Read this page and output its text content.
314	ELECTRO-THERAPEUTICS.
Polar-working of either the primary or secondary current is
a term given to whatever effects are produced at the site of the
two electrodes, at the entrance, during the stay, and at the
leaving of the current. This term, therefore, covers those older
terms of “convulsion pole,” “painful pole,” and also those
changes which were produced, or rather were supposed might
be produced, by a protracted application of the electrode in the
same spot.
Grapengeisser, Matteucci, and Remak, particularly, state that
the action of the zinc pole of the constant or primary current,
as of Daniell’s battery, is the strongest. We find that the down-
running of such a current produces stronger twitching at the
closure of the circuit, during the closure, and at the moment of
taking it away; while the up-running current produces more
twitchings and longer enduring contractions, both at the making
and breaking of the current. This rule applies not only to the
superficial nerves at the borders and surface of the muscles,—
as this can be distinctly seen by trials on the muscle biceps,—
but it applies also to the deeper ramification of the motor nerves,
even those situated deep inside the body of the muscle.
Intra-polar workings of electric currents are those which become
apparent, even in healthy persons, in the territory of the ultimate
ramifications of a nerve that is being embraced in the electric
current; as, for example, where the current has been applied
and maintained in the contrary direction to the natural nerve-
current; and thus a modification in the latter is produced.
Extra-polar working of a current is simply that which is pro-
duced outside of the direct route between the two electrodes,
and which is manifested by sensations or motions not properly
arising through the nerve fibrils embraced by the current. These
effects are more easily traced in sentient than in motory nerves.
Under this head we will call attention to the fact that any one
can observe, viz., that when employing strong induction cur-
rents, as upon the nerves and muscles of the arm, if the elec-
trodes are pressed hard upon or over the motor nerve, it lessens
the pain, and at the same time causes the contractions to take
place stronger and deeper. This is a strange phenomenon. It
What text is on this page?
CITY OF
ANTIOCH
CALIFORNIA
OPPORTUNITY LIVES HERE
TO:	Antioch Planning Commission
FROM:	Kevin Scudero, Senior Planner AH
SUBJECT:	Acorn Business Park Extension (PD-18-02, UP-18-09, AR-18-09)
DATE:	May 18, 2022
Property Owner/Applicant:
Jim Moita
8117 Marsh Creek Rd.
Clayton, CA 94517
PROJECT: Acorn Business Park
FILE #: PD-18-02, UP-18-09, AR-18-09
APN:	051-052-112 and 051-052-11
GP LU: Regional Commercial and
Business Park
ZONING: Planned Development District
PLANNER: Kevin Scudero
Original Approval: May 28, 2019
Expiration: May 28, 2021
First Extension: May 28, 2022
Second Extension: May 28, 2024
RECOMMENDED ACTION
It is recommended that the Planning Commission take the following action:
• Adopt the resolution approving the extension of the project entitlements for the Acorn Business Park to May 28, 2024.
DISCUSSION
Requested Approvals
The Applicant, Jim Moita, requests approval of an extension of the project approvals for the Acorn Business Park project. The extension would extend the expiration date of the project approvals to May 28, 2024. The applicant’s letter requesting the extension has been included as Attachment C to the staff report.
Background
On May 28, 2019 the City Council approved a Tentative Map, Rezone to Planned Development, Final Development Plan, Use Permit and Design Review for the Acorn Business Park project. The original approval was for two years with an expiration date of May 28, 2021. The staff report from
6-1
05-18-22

━━━━━━━━━━━━━━━━━━━━

■ Given request ■
Filter out every line that lacks the word "Acorn", and copy the rest.

■ Solution for this problem ■
SUBJECT:	Acorn Business Park Extension (PD-18-02, UP-18-09, AR-18-09)
PROJECT: Acorn Business Park
• Adopt the resolution approving the extension of the project entitlements for the Acorn Business Park to May 28, 2024.
The Applicant, Jim Moita, requests approval of an extension of the project approvals for the Acorn Business Park project. The extension would extend the expiration date of the project approvals to May 28, 2024. The applicant’s letter requesting the extension has been included as Attachment C to the staff report.
On May 28, 2019 the City Council approved a Tentative Map, Rezone to Planned Development, Final Development Plan, Use Permit and Design Review for the Acorn Business Park project. The original approval was for two years with an expiration date of May 28, 2021. The staff report from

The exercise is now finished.